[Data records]

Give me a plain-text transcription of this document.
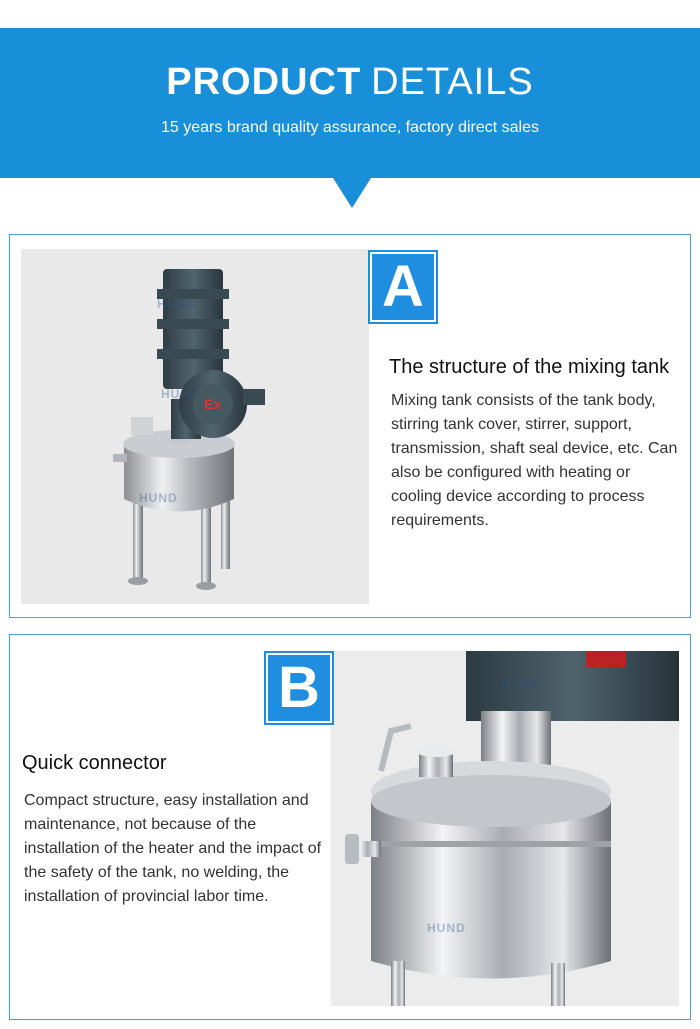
PRODUCT DETAILS
15 years brand quality assurance, factory direct sales
Ex
HUND
HUND
HUND
A
The structure of the mixing tank
Mixing tank consists of the tank body, stirring tank cover, stirrer, support, transmission, shaft seal device, etc. Can also be configured with heating or cooling device according to process requirements.
HUND
HUND
B
Quick connector
Compact structure, easy installation and maintenance, not because of the installation of the heater and the impact of the safety of the tank, no welding, the installation of provincial labor time.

*SET PROBLEM*
Look above for every line with the word "structure" and copy it.

*WRITTEN SOLUTION*
The structure of the mixing tank
Compact structure, easy installation and maintenance, not because of the installation of the heater and the impact of the safety of the tank, no welding, the installation of provincial labor time.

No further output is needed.